- _Goal_
Wherever a line below holds the word "September", copy that line.

- _Provided records_
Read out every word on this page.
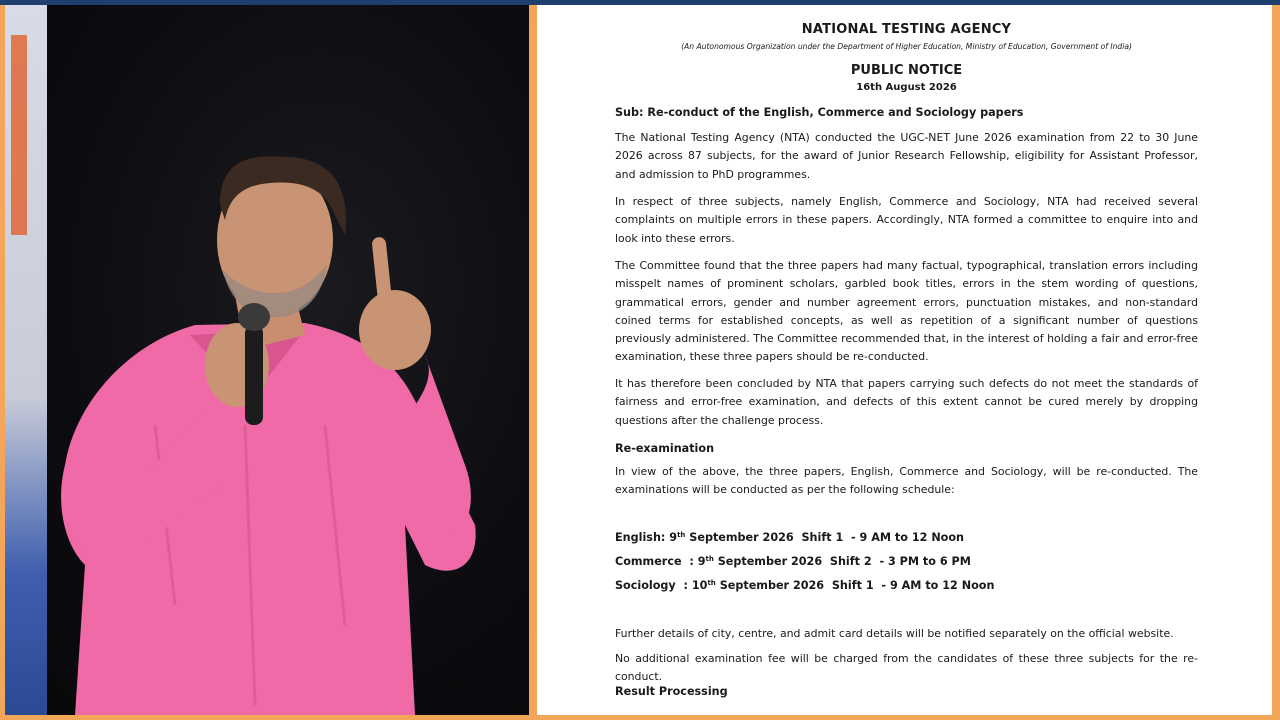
NATIONAL TESTING AGENCY
(An Autonomous Organization under the Department of Higher Education, Ministry of Education, Government of India)
PUBLIC NOTICE
16th August 2026
Sub: Re-conduct of the English, Commerce and Sociology papers
The National Testing Agency (NTA) conducted the UGC-NET June 2026 examination from 22 to 30 June 2026 across 87 subjects, for the award of Junior Research Fellowship, eligibility for Assistant Professor, and admission to PhD programmes.
In respect of three subjects, namely English, Commerce and Sociology, NTA had received several complaints on multiple errors in these papers. Accordingly, NTA formed a committee to enquire into and look into these errors.
The Committee found that the three papers had many factual, typographical, translation errors including misspelt names of prominent scholars, garbled book titles, errors in the stem wording of questions, grammatical errors, gender and number agreement errors, punctuation mistakes, and non-standard coined terms for established concepts, as well as repetition of a significant number of questions previously administered. The Committee recommended that, in the interest of holding a fair and error-free examination, these three papers should be re-conducted.
It has therefore been concluded by NTA that papers carrying such defects do not meet the standards of fairness and error-free examination, and defects of this extent cannot be cured merely by dropping questions after the challenge process.
Re-examination
In view of the above, the three papers, English, Commerce and Sociology, will be re-conducted. The examinations will be conducted as per the following schedule:
English: 9th September 2026  Shift 1  - 9 AM to 12 Noon
Commerce  : 9th September 2026  Shift 2  - 3 PM to 6 PM
Sociology  : 10th September 2026  Shift 1  - 9 AM to 12 Noon
Further details of city, centre, and admit card details will be notified separately on the official website.
No additional examination fee will be charged from the candidates of these three subjects for the re-conduct.
Result Processing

- _Output of the task_
English: 9th September 2026  Shift 1  - 9 AM to 12 Noon
Commerce  : 9th September 2026  Shift 2  - 3 PM to 6 PM
Sociology  : 10th September 2026  Shift 1  - 9 AM to 12 Noon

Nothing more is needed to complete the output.